## PROBLEM TO WORK ON
Collect each line containing "houses".

* Begin PROVIDED RECORDS *

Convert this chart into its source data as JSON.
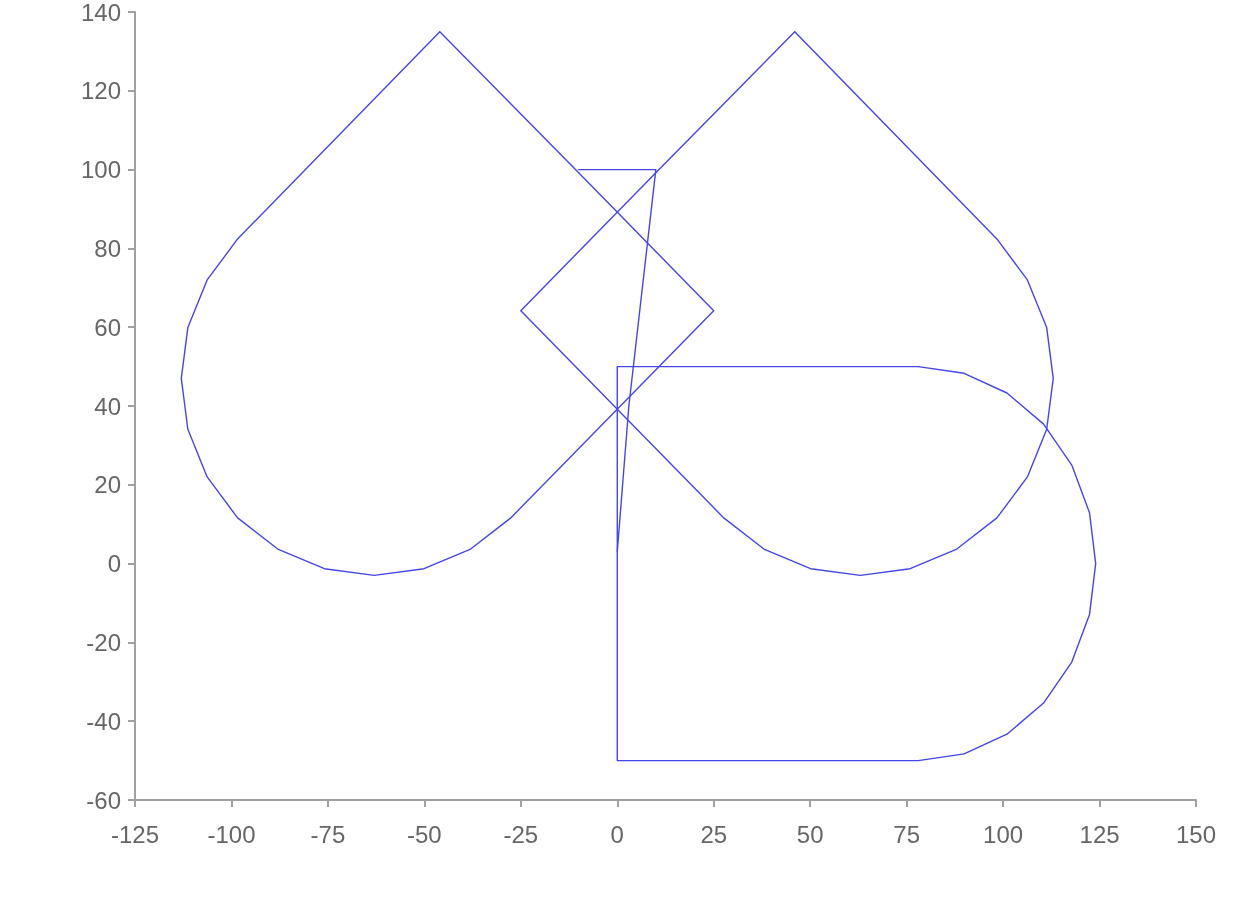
{
  "chart_data": {
    "type": "line",
    "xlim": [
      -125,
      150
    ],
    "ylim": [
      -60,
      140
    ],
    "xticks": [
      -125,
      -100,
      -75,
      -50,
      -25,
      0,
      25,
      50,
      75,
      100,
      125,
      150
    ],
    "yticks": [
      -60,
      -40,
      -20,
      0,
      20,
      40,
      60,
      80,
      100,
      120,
      140
    ],
    "grid": false,
    "marker": "none",
    "line_style": "solid",
    "series": [
      {
        "color": "#4646e6",
        "x": [
          -46,
          -98.4,
          -106.3,
          -111.3,
          -113,
          -111.3,
          -106.3,
          -98.4,
          -88,
          -75.9,
          -63,
          -50.1,
          -38,
          -27.6,
          25,
          null,
          25,
          -10,
          -46
        ],
        "values": [
          135,
          82.4,
          72,
          59.9,
          47,
          34.1,
          22,
          11.6,
          3.7,
          -1.3,
          -3,
          -1.3,
          3.7,
          11.6,
          64.2,
          null,
          64.2,
          99.2,
          135
        ]
      },
      {
        "color": "#4646e6",
        "x": [
          46,
          98.4,
          106.3,
          111.3,
          113,
          111.3,
          106.3,
          98.4,
          88,
          75.9,
          63,
          50.1,
          38,
          27.6,
          -25,
          null,
          -25,
          10,
          46
        ],
        "values": [
          135,
          82.4,
          72,
          59.9,
          47,
          34.1,
          22,
          11.6,
          3.7,
          -1.3,
          -3,
          -1.3,
          3.7,
          11.6,
          64.2,
          null,
          64.2,
          99.2,
          135
        ]
      },
      {
        "color": "#4646e6",
        "x": [
          -10,
          10,
          3,
          0
        ],
        "values": [
          100,
          100,
          40,
          3
        ]
      },
      {
        "color": "#4646e6",
        "x": [
          0,
          78,
          89.9,
          101,
          110.5,
          117.8,
          122.4,
          124,
          122.4,
          117.8,
          110.5,
          101,
          89.9,
          78,
          0,
          null,
          0,
          0,
          0
        ],
        "values": [
          50,
          50,
          48.3,
          43.3,
          35.4,
          25,
          12.9,
          0,
          -12.9,
          -25,
          -35.4,
          -43.3,
          -48.3,
          -50,
          -50,
          null,
          -50,
          0,
          50
        ]
      }
    ]
  }
}
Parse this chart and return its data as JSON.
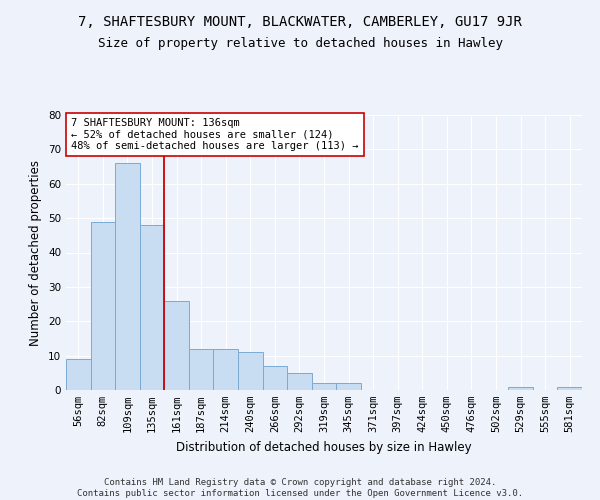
{
  "title": "7, SHAFTESBURY MOUNT, BLACKWATER, CAMBERLEY, GU17 9JR",
  "subtitle": "Size of property relative to detached houses in Hawley",
  "xlabel": "Distribution of detached houses by size in Hawley",
  "ylabel": "Number of detached properties",
  "footer_line1": "Contains HM Land Registry data © Crown copyright and database right 2024.",
  "footer_line2": "Contains public sector information licensed under the Open Government Licence v3.0.",
  "annotation_line1": "7 SHAFTESBURY MOUNT: 136sqm",
  "annotation_line2": "← 52% of detached houses are smaller (124)",
  "annotation_line3": "48% of semi-detached houses are larger (113) →",
  "bar_labels": [
    "56sqm",
    "82sqm",
    "109sqm",
    "135sqm",
    "161sqm",
    "187sqm",
    "214sqm",
    "240sqm",
    "266sqm",
    "292sqm",
    "319sqm",
    "345sqm",
    "371sqm",
    "397sqm",
    "424sqm",
    "450sqm",
    "476sqm",
    "502sqm",
    "529sqm",
    "555sqm",
    "581sqm"
  ],
  "bar_values": [
    9,
    49,
    66,
    48,
    26,
    12,
    12,
    11,
    7,
    5,
    2,
    2,
    0,
    0,
    0,
    0,
    0,
    0,
    1,
    0,
    1
  ],
  "bar_color": "#c9ddf2",
  "bar_edge_color": "#7aaad4",
  "reference_line_x": 3.5,
  "reference_line_color": "#cc0000",
  "ylim": [
    0,
    80
  ],
  "yticks": [
    0,
    10,
    20,
    30,
    40,
    50,
    60,
    70,
    80
  ],
  "annotation_box_color": "#ffffff",
  "annotation_box_edge_color": "#cc0000",
  "background_color": "#edf2fb",
  "grid_color": "#ffffff",
  "title_fontsize": 10,
  "subtitle_fontsize": 9,
  "ylabel_fontsize": 8.5,
  "xlabel_fontsize": 8.5,
  "tick_fontsize": 7.5,
  "annotation_fontsize": 7.5,
  "footer_fontsize": 6.5
}
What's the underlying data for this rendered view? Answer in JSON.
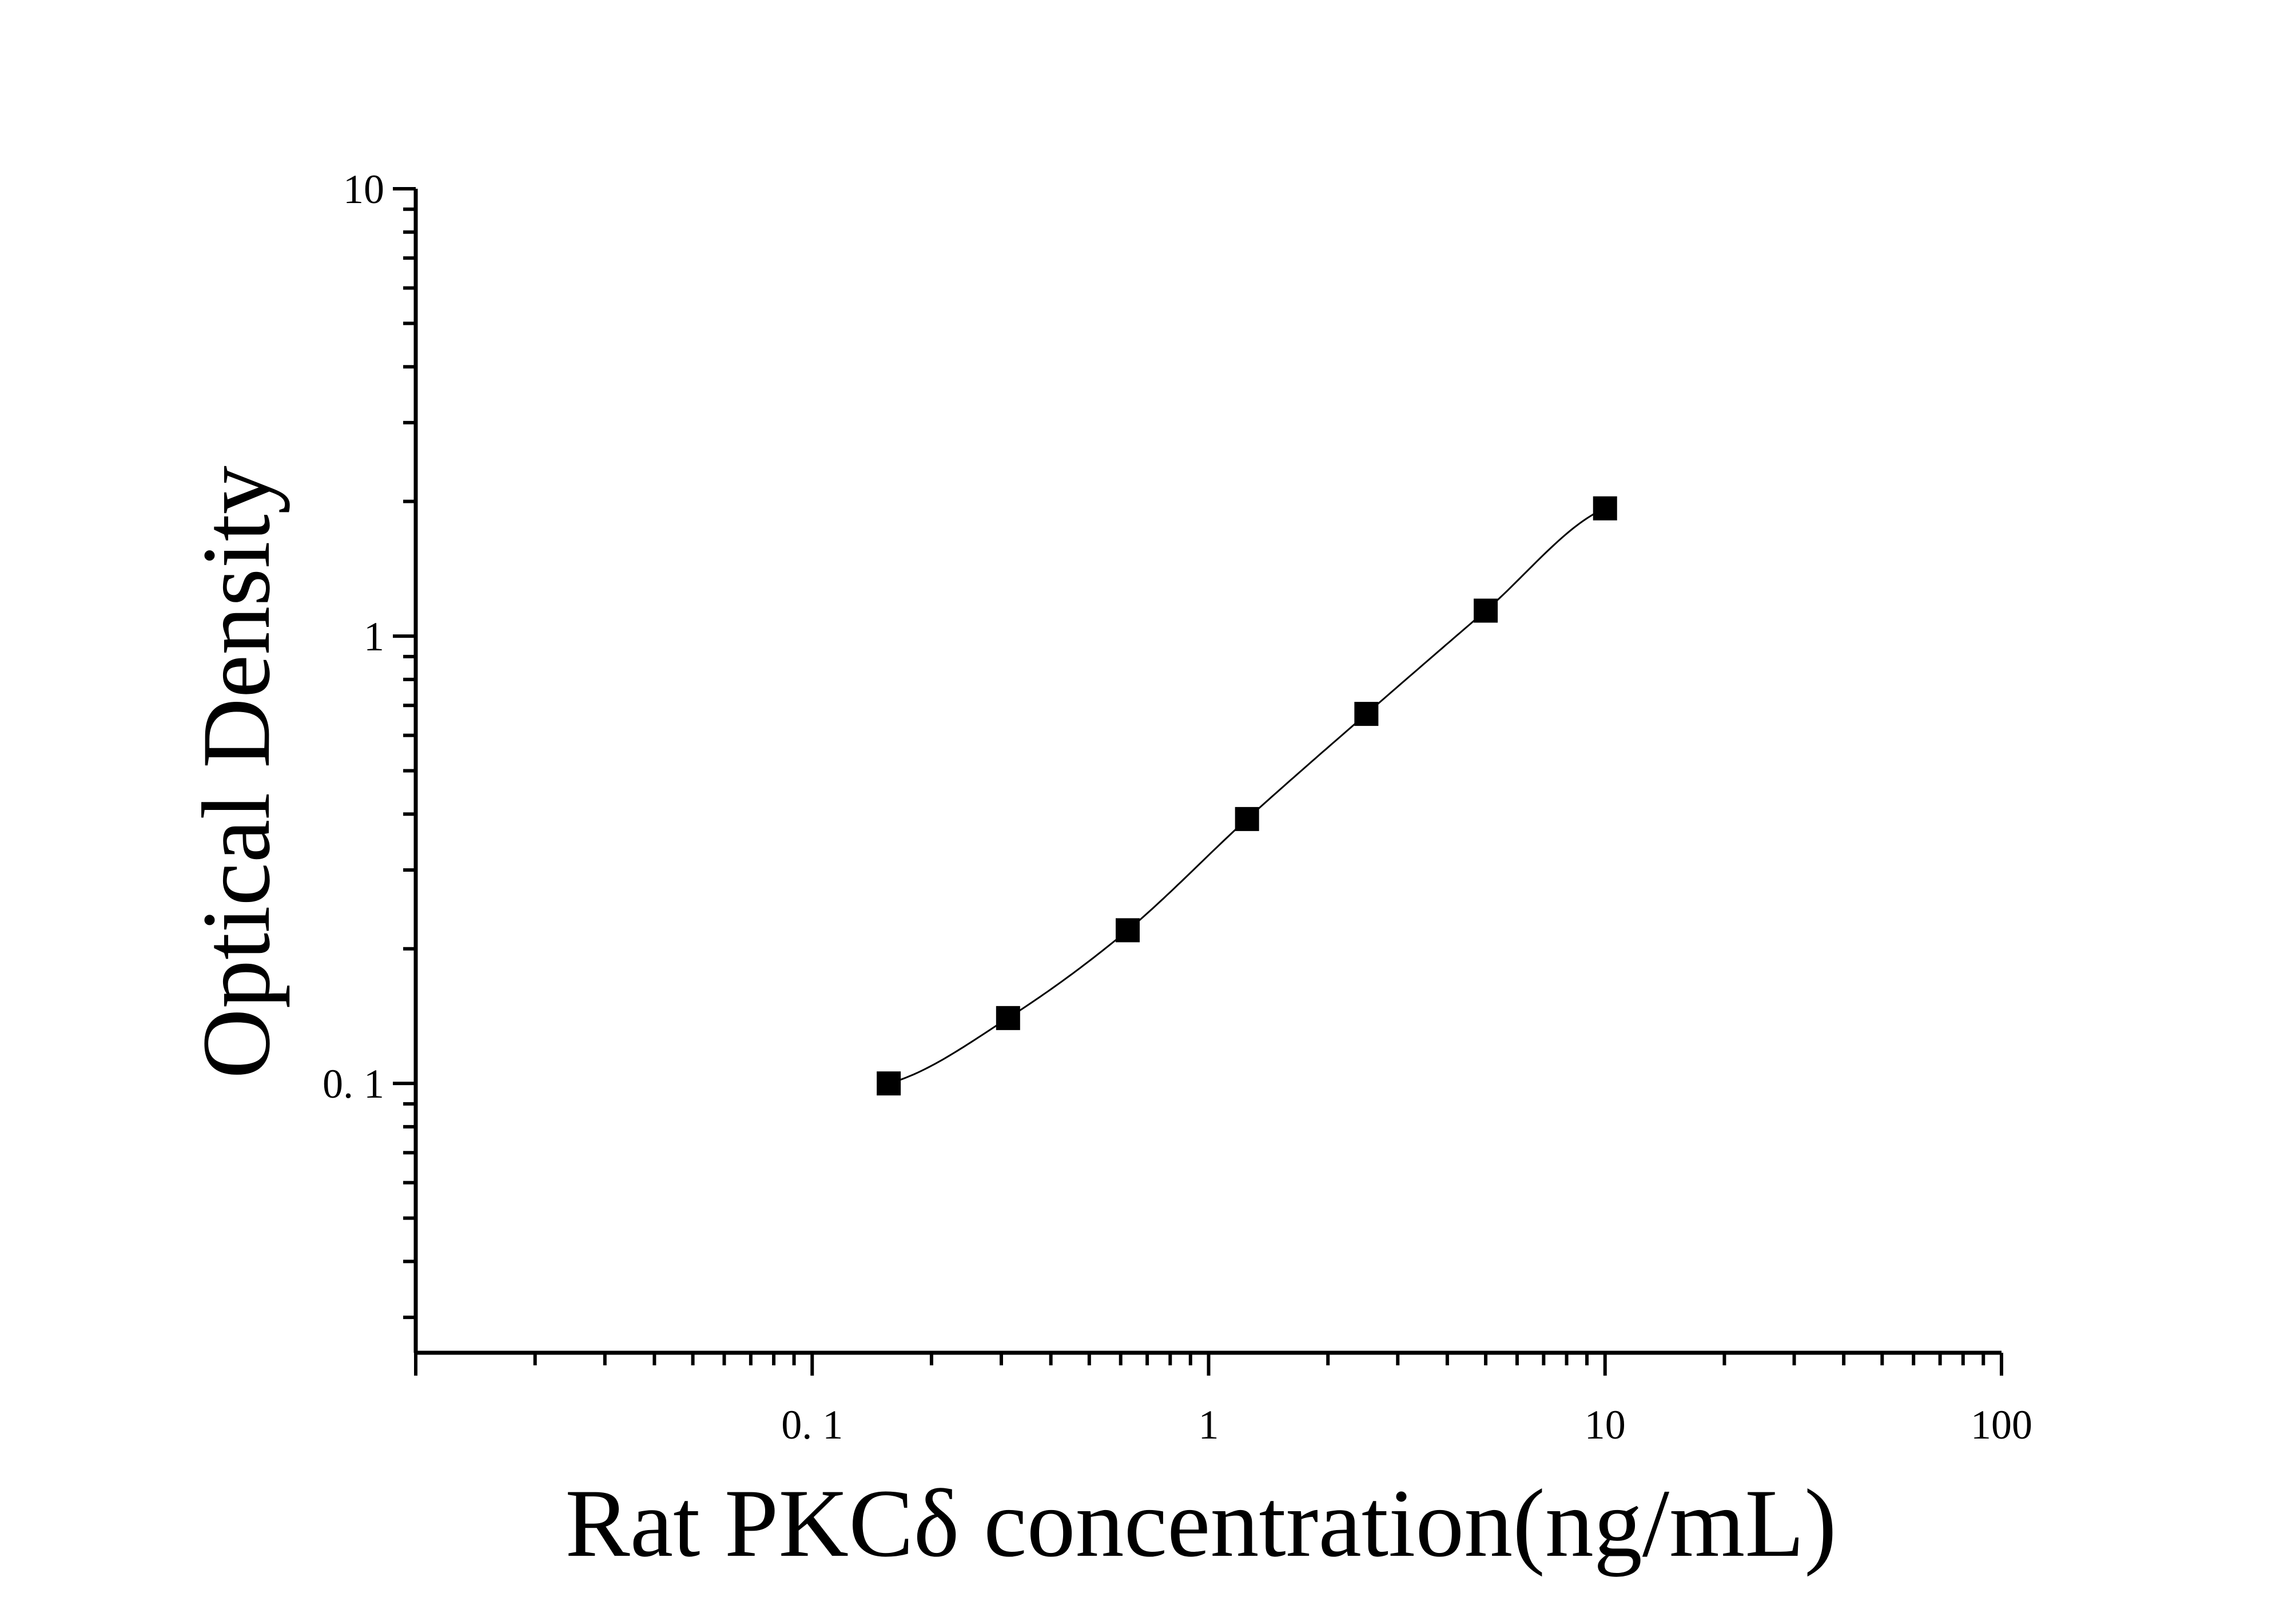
{
  "chart_data": {
    "type": "scatter",
    "title": "",
    "xlabel": "Rat PKCδ concentration(ng/mL)",
    "ylabel": "Optical Density",
    "xscale": "log",
    "yscale": "log",
    "xlim": [
      0.01,
      100
    ],
    "ylim": [
      0.025,
      10
    ],
    "grid": false,
    "legend": "none",
    "x_ticks": [
      {
        "value": 0.1,
        "label": "0. 1"
      },
      {
        "value": 1,
        "label": "1"
      },
      {
        "value": 10,
        "label": "10"
      },
      {
        "value": 100,
        "label": "100"
      }
    ],
    "y_ticks": [
      {
        "value": 0.1,
        "label": "0. 1"
      },
      {
        "value": 1,
        "label": "1"
      },
      {
        "value": 10,
        "label": "10"
      }
    ],
    "series": [
      {
        "marker": "square",
        "color": "#000000",
        "line": "smooth-fit",
        "x": [
          0.156,
          0.312,
          0.625,
          1.25,
          2.5,
          5,
          10
        ],
        "y": [
          0.1,
          0.14,
          0.22,
          0.39,
          0.67,
          1.14,
          1.93
        ]
      }
    ]
  }
}
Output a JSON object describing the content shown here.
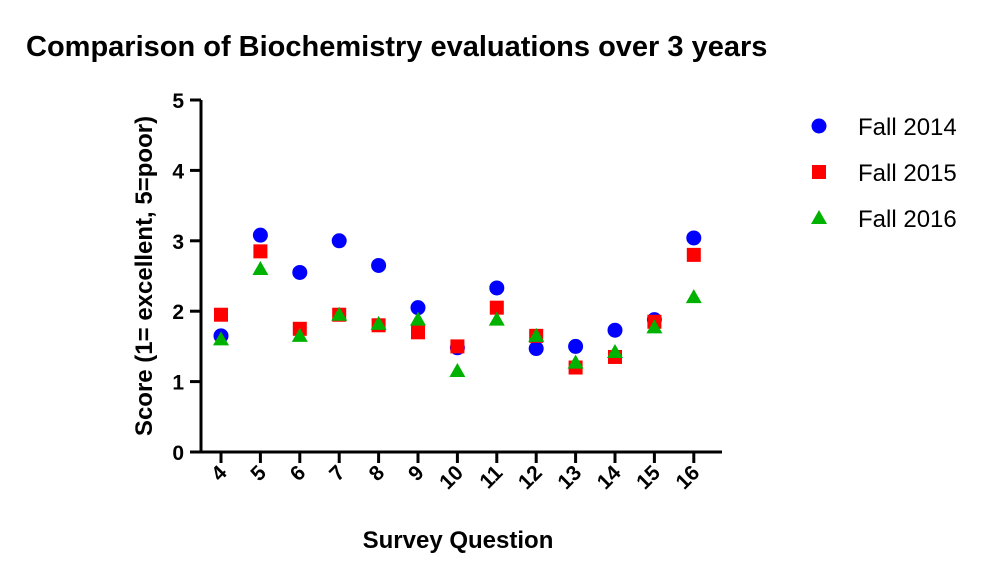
{
  "chart_data": {
    "type": "scatter",
    "title": "Comparison of Biochemistry evaluations over 3 years",
    "xlabel": "Survey Question",
    "ylabel": "Score (1= excellent, 5=poor)",
    "categories": [
      "4",
      "5",
      "6",
      "7",
      "8",
      "9",
      "10",
      "11",
      "12",
      "13",
      "14",
      "15",
      "16"
    ],
    "ylim": [
      0,
      5
    ],
    "yticks": [
      "0",
      "1",
      "2",
      "3",
      "4",
      "5"
    ],
    "grid": false,
    "legend_position": "right",
    "series": [
      {
        "name": "Fall 2014",
        "marker": "circle",
        "color": "#0000ff",
        "values": [
          1.65,
          3.08,
          2.55,
          3.0,
          2.65,
          2.05,
          1.48,
          2.33,
          1.47,
          1.5,
          1.73,
          1.88,
          3.04
        ]
      },
      {
        "name": "Fall 2015",
        "marker": "square",
        "color": "#ff0000",
        "values": [
          1.95,
          2.85,
          1.75,
          1.95,
          1.8,
          1.7,
          1.5,
          2.05,
          1.65,
          1.2,
          1.35,
          1.85,
          2.8
        ]
      },
      {
        "name": "Fall 2016",
        "marker": "triangle",
        "color": "#00b200",
        "values": [
          1.6,
          2.6,
          1.65,
          1.95,
          1.82,
          1.88,
          1.15,
          1.88,
          1.65,
          1.27,
          1.42,
          1.77,
          2.2
        ]
      }
    ]
  }
}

* End PROVIDED RECORDS *

## ANSWER TO THIS EXERCISE
  "subtitle": "Size of property relative to detached houses in Hawley",
  "xlabel": "Distribution of detached houses by size in Hawley",
  "annotation_line2": "← 52% of detached houses are smaller (124)",
  "annotation_line3": "48% of semi-detached houses are larger (113) →",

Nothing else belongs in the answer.